## Start TASK DATA
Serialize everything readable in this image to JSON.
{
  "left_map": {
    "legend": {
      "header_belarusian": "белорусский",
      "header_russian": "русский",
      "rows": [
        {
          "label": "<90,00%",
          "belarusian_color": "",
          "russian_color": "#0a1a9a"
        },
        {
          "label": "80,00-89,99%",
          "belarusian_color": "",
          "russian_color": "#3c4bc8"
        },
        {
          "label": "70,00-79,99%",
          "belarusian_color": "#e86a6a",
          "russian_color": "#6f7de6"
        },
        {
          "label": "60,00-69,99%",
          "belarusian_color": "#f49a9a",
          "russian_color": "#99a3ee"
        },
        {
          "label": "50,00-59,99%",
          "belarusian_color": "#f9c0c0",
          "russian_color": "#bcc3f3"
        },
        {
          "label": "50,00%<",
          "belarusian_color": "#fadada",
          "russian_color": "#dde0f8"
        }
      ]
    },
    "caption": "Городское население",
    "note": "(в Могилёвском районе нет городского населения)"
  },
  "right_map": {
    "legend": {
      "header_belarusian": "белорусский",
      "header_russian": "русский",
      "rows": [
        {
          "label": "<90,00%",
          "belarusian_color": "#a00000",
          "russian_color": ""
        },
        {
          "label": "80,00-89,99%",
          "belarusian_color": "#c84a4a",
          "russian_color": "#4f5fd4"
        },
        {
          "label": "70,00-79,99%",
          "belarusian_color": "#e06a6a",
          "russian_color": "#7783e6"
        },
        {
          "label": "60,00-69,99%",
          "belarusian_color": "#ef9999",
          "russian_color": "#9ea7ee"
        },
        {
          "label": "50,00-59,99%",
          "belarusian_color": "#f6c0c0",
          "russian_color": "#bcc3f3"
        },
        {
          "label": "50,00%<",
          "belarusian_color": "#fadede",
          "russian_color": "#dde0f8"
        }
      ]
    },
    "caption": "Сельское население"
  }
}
## End TASK DATA
## REQUEST
State only how many lines in the material include "caption".

## ANSWER IN FULL
2